### [Goal of the exercise]
Extract each line of the material that follows exactly and omit its pictures.

### [Listed records]
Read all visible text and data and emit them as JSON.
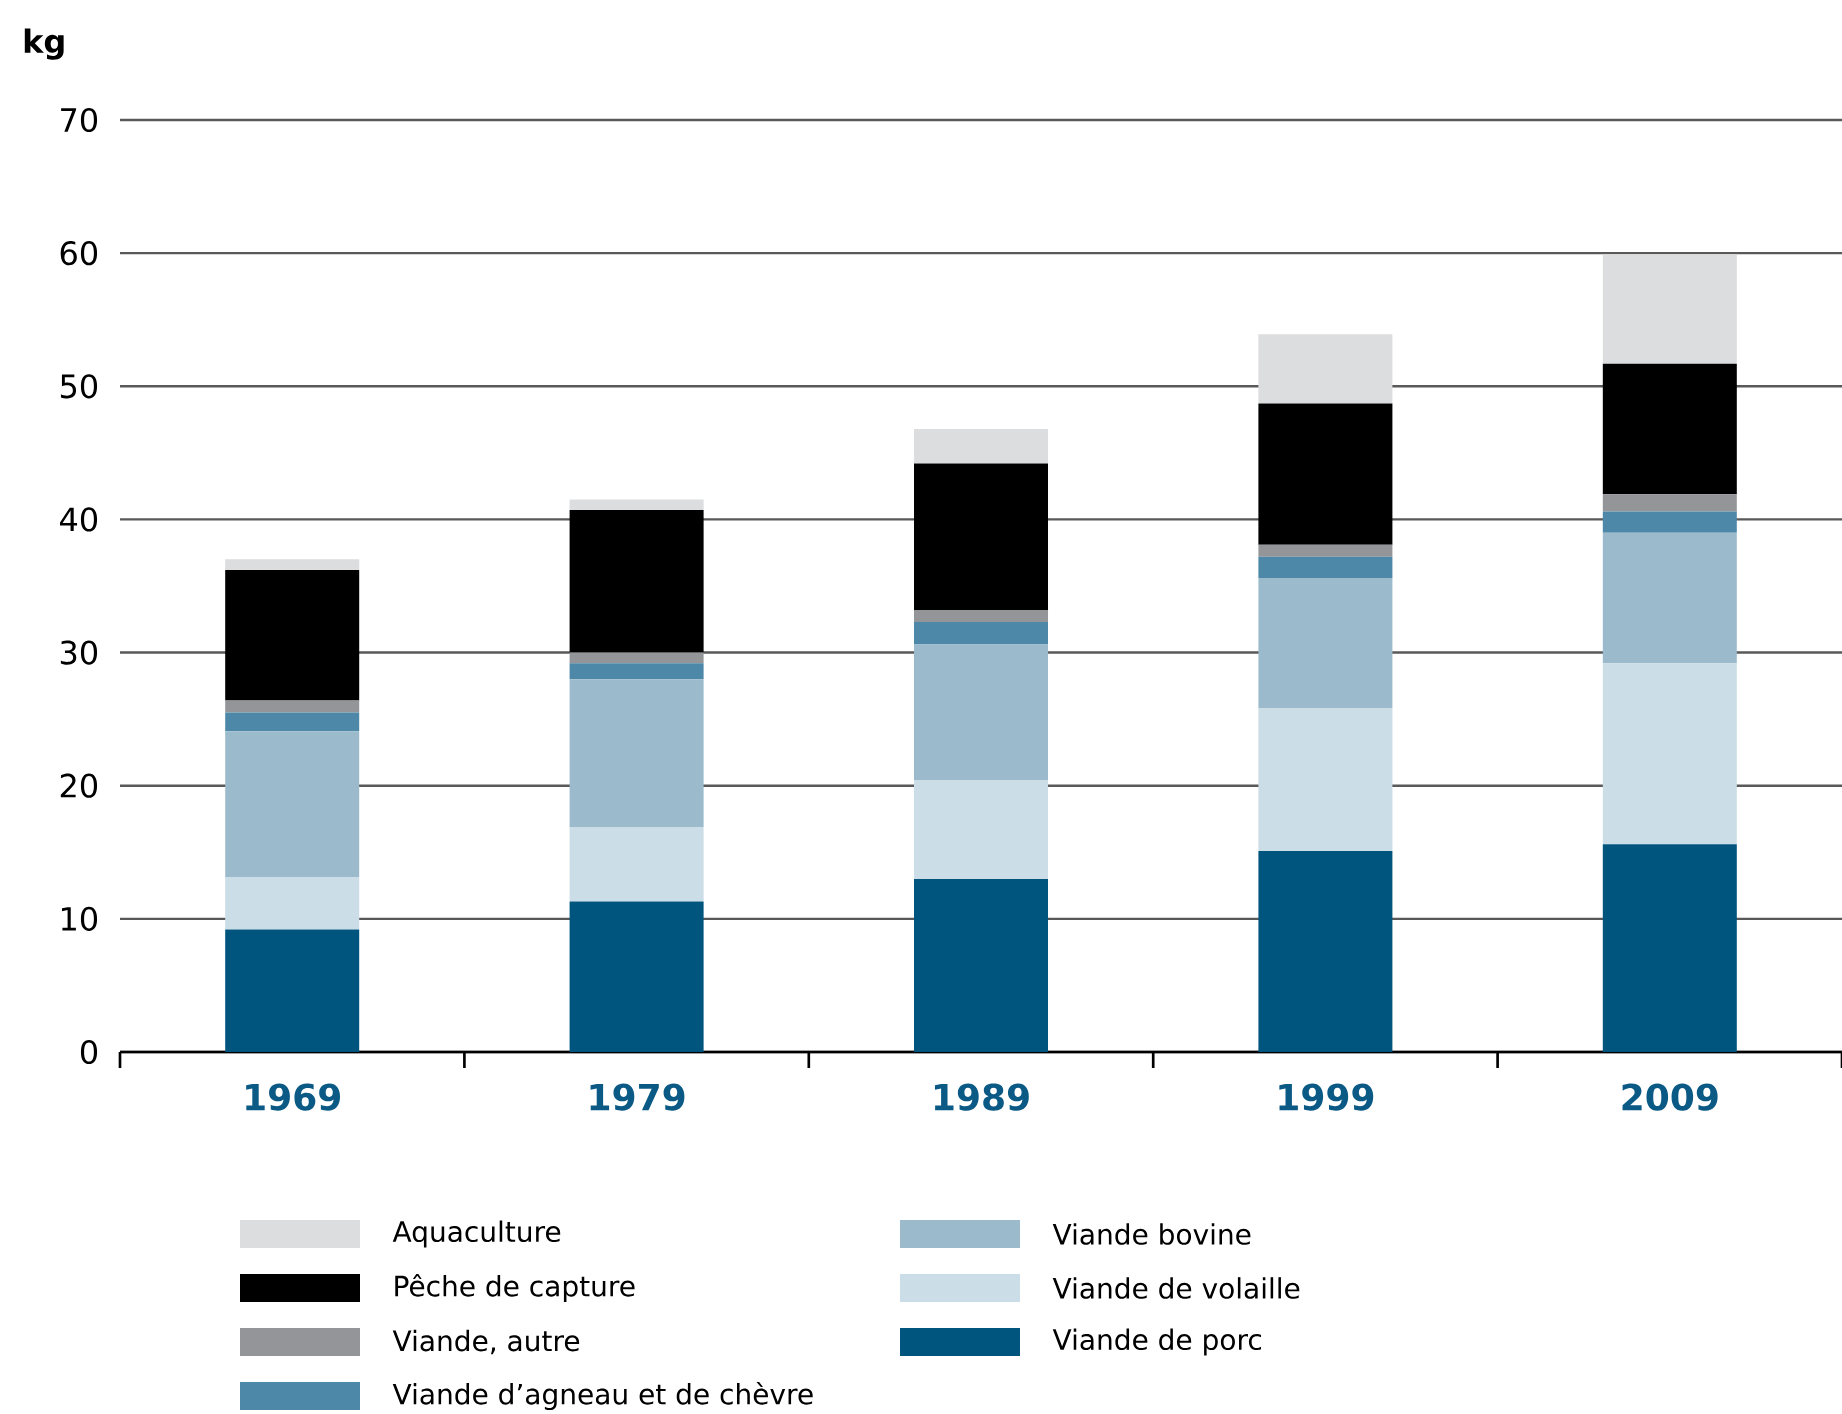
{
  "chart_data": {
    "type": "bar",
    "stacked": true,
    "ylabel": "kg",
    "categories": [
      "1969",
      "1979",
      "1989",
      "1999",
      "2009"
    ],
    "series": [
      {
        "name": "Viande de porc",
        "color": "#00557f",
        "values": [
          9.2,
          11.3,
          13.0,
          15.1,
          15.6
        ]
      },
      {
        "name": "Viande de volaille",
        "color": "#cbdde6",
        "values": [
          3.9,
          5.6,
          7.4,
          10.7,
          13.6
        ]
      },
      {
        "name": "Viande bovine",
        "color": "#9bbbcc",
        "values": [
          11.0,
          11.1,
          10.2,
          9.8,
          9.8
        ]
      },
      {
        "name": "Viande d’agneau et de chèvre",
        "color": "#4d88a8",
        "values": [
          1.4,
          1.2,
          1.7,
          1.6,
          1.6
        ]
      },
      {
        "name": "Viande, autre",
        "color": "#939598",
        "values": [
          0.9,
          0.8,
          0.9,
          0.9,
          1.3
        ]
      },
      {
        "name": "Pêche de capture",
        "color": "#000000",
        "values": [
          9.8,
          10.7,
          11.0,
          10.6,
          9.8
        ]
      },
      {
        "name": "Aquaculture",
        "color": "#dcdddf",
        "values": [
          0.8,
          0.8,
          2.6,
          5.2,
          8.2
        ]
      }
    ],
    "ylim": [
      0,
      70
    ],
    "yticks": [
      0,
      10,
      20,
      30,
      40,
      50,
      60,
      70
    ],
    "grid": "y",
    "legend": "bottom"
  }
}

### [Right answer]
Read all visible text and data and emit them as JSON.
{
  "chart_data": {
    "type": "bar",
    "stacked": true,
    "ylabel": "kg",
    "categories": [
      "1969",
      "1979",
      "1989",
      "1999",
      "2009"
    ],
    "series": [
      {
        "name": "Viande de porc",
        "color": "#00557f",
        "values": [
          9.2,
          11.3,
          13.0,
          15.1,
          15.6
        ]
      },
      {
        "name": "Viande de volaille",
        "color": "#cbdde6",
        "values": [
          3.9,
          5.6,
          7.4,
          10.7,
          13.6
        ]
      },
      {
        "name": "Viande bovine",
        "color": "#9bbbcc",
        "values": [
          11.0,
          11.1,
          10.2,
          9.8,
          9.8
        ]
      },
      {
        "name": "Viande d’agneau et de chèvre",
        "color": "#4d88a8",
        "values": [
          1.4,
          1.2,
          1.7,
          1.6,
          1.6
        ]
      },
      {
        "name": "Viande, autre",
        "color": "#939598",
        "values": [
          0.9,
          0.8,
          0.9,
          0.9,
          1.3
        ]
      },
      {
        "name": "Pêche de capture",
        "color": "#000000",
        "values": [
          9.8,
          10.7,
          11.0,
          10.6,
          9.8
        ]
      },
      {
        "name": "Aquaculture",
        "color": "#dcdddf",
        "values": [
          0.8,
          0.8,
          2.6,
          5.2,
          8.2
        ]
      }
    ],
    "ylim": [
      0,
      70
    ],
    "yticks": [
      0,
      10,
      20,
      30,
      40,
      50,
      60,
      70
    ],
    "grid": "y",
    "legend": "bottom"
  }
}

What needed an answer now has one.